**Written exercise:** Please print the rows below word for word, starting at the very first line and ending with the line that contains "admin-menu-title: MENU ADMINISTRATEUR", including that line.

**Dataset records:**
Begin

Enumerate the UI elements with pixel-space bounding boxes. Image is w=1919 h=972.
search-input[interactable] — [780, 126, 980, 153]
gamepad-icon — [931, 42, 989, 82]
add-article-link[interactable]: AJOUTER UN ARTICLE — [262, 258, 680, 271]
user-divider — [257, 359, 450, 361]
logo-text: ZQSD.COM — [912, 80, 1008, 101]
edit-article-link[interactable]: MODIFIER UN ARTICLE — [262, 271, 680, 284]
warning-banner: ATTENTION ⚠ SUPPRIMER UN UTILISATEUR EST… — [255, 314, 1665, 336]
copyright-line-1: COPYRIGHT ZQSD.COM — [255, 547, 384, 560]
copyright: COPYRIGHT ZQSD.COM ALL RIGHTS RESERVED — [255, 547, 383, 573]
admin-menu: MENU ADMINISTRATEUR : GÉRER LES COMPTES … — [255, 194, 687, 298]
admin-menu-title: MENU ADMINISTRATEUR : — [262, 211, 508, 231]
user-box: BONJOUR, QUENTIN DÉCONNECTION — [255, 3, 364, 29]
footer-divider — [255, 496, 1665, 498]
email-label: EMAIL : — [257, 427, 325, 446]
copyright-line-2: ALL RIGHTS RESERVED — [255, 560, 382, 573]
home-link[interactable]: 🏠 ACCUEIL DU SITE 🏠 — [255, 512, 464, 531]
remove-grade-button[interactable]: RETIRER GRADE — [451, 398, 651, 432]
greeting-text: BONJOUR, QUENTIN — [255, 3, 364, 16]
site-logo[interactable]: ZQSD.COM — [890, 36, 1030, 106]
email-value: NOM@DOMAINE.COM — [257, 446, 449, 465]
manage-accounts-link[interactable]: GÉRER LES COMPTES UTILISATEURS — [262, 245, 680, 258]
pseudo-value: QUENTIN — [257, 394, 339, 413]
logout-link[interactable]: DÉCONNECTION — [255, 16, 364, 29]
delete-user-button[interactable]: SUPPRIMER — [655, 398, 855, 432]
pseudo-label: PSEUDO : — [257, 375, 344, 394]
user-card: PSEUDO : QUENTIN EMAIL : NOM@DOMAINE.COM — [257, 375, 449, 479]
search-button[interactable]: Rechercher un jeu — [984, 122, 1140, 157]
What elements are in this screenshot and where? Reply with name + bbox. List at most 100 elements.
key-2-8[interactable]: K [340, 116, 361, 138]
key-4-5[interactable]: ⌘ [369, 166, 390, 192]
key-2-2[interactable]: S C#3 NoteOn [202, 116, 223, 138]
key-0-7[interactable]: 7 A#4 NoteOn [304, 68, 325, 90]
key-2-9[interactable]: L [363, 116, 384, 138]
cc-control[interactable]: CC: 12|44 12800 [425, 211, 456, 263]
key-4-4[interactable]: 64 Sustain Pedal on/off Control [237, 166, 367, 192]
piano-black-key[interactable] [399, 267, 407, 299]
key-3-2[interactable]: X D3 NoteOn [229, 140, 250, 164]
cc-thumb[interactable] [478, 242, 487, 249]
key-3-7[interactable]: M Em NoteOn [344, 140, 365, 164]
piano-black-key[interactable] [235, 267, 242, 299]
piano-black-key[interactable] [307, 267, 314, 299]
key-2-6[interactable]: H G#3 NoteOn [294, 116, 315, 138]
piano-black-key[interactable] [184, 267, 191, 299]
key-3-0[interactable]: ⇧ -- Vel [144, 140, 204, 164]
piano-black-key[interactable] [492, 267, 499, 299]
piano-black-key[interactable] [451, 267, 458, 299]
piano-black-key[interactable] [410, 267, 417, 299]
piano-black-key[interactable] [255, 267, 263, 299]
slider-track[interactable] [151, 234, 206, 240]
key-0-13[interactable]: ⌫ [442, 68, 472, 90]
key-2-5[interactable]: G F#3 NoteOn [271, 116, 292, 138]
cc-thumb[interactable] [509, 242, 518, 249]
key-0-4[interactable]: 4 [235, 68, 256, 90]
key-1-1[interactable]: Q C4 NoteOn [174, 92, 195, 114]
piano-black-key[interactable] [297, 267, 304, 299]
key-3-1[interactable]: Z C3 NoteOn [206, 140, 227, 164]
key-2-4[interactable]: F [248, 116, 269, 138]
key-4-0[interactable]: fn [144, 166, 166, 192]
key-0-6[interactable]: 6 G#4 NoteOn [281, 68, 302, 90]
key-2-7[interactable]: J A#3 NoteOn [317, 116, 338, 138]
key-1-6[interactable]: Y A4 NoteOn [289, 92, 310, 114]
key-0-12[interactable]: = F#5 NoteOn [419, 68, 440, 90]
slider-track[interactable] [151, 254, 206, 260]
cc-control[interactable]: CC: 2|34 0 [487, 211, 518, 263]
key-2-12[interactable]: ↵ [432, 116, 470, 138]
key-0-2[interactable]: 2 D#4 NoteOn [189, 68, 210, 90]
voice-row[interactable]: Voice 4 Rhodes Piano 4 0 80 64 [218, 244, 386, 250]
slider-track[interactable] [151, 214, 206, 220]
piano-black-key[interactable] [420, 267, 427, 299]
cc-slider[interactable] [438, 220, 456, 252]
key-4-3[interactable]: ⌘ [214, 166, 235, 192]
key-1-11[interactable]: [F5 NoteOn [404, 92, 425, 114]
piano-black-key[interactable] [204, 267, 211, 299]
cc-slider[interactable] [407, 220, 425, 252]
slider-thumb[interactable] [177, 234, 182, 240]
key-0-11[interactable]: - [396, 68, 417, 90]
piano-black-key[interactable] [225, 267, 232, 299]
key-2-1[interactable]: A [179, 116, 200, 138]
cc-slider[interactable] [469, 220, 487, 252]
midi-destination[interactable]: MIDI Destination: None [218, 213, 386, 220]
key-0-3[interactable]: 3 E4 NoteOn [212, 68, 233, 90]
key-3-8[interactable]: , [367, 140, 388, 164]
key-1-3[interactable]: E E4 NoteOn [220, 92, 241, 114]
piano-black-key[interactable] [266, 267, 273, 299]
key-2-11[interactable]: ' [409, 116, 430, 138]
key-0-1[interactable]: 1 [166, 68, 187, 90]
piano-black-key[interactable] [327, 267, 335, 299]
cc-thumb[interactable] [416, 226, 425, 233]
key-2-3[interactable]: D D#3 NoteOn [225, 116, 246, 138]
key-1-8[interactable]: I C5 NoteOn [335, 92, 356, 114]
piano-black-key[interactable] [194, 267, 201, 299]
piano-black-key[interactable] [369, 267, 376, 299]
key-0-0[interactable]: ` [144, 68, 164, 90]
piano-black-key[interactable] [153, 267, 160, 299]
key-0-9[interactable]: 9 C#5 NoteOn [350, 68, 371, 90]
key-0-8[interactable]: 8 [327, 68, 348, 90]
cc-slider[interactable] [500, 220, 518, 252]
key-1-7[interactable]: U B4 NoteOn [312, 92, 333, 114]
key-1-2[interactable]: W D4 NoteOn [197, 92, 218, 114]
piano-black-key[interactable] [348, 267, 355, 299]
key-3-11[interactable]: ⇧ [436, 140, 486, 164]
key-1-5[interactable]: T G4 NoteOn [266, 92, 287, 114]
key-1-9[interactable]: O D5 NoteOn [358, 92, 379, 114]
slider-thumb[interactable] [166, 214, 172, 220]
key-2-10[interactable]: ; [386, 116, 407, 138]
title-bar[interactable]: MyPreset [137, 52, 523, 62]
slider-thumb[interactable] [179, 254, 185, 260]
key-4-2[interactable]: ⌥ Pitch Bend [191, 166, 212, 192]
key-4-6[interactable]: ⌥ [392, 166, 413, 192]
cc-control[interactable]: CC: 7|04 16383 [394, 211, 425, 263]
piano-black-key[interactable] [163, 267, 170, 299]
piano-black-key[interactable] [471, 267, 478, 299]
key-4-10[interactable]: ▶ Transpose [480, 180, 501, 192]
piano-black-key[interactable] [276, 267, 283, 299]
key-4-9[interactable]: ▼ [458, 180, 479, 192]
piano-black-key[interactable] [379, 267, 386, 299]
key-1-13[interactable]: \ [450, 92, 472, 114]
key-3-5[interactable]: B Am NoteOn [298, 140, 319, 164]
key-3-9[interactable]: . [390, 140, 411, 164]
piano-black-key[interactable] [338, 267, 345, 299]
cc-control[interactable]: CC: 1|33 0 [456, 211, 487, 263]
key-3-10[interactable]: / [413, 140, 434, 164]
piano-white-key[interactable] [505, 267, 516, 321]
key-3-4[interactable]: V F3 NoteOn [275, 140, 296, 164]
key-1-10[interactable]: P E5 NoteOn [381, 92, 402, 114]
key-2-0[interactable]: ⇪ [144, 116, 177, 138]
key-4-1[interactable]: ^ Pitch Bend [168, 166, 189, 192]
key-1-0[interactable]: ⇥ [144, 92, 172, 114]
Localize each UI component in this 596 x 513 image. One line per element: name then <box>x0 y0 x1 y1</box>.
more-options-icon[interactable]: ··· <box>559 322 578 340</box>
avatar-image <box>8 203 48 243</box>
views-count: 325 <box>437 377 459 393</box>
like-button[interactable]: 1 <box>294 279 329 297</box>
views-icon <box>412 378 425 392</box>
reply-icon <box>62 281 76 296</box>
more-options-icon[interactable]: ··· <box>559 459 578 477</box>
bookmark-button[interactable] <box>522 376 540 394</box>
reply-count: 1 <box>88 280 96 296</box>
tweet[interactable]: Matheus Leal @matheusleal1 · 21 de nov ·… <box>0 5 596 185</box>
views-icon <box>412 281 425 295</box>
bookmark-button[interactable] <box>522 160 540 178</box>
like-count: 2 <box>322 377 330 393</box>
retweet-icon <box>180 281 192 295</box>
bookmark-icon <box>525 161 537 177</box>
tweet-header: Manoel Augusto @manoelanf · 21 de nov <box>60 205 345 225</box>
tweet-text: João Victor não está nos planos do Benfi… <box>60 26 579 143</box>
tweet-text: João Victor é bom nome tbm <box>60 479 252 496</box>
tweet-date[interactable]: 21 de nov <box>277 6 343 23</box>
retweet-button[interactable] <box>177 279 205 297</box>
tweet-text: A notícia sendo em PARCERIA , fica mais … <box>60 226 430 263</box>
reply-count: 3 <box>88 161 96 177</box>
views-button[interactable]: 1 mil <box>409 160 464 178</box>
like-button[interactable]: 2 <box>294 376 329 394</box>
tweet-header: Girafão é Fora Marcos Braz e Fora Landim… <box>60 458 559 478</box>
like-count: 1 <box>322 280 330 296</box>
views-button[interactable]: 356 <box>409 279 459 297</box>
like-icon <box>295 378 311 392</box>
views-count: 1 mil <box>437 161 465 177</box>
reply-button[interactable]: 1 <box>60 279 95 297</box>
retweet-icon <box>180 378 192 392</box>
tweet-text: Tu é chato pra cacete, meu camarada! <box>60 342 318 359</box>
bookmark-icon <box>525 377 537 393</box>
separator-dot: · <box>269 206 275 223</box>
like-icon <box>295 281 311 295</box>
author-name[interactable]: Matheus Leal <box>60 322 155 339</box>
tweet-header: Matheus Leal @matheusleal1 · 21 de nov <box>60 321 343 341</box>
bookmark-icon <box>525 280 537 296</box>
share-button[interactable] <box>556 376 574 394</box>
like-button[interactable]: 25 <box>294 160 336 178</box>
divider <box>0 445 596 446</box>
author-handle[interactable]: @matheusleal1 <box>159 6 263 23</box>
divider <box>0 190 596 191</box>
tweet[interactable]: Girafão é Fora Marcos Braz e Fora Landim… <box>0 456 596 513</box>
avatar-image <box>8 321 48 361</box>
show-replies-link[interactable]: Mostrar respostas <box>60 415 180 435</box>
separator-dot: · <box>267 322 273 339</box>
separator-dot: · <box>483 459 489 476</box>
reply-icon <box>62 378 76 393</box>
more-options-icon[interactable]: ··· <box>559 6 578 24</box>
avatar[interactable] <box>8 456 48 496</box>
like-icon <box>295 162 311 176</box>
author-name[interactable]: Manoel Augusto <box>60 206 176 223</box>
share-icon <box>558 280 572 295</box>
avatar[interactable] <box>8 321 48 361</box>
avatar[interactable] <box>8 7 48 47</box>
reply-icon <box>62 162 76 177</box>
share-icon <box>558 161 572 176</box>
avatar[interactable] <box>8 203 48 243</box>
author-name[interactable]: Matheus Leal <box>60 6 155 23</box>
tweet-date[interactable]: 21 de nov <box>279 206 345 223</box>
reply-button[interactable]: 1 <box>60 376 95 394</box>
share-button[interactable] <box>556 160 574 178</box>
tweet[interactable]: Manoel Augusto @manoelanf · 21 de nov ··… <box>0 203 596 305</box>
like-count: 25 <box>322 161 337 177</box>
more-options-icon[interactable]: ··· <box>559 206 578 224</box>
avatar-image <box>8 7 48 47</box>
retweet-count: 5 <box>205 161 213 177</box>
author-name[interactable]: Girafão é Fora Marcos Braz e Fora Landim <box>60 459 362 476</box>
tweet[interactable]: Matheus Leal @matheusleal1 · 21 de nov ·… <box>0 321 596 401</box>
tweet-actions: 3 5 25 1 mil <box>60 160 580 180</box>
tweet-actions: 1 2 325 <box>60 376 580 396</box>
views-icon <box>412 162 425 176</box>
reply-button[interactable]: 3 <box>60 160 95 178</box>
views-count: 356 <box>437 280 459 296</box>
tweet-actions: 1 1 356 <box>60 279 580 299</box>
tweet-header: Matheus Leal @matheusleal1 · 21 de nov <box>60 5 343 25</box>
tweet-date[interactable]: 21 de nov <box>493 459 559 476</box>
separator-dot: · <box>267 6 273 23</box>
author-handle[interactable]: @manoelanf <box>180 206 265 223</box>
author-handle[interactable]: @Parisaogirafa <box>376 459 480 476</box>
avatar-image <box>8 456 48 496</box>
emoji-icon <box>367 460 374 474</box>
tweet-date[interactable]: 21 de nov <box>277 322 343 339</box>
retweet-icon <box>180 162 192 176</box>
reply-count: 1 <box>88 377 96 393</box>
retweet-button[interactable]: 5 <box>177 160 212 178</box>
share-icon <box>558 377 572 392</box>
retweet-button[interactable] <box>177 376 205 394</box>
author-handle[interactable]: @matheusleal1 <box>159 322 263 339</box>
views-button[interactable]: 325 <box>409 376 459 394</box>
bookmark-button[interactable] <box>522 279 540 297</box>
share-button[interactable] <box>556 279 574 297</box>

End

**Solution to the problem:**
Enumerate the UI elements with pixel-space bounding boxes. Image is w=1919 h=972.
search-input[interactable] — [780, 126, 980, 153]
gamepad-icon — [931, 42, 989, 82]
add-article-link[interactable]: AJOUTER UN ARTICLE — [262, 258, 680, 271]
user-divider — [257, 359, 450, 361]
logo-text: ZQSD.COM — [912, 80, 1008, 101]
edit-article-link[interactable]: MODIFIER UN ARTICLE — [262, 271, 680, 284]
warning-banner: ATTENTION ⚠ SUPPRIMER UN UTILISATEUR EST… — [255, 314, 1665, 336]
copyright-line-1: COPYRIGHT ZQSD.COM — [255, 547, 384, 560]
copyright: COPYRIGHT ZQSD.COM ALL RIGHTS RESERVED — [255, 547, 383, 573]
admin-menu: MENU ADMINISTRATEUR : GÉRER LES COMPTES … — [255, 194, 687, 298]
admin-menu-title: MENU ADMINISTRATEUR : — [262, 211, 508, 231]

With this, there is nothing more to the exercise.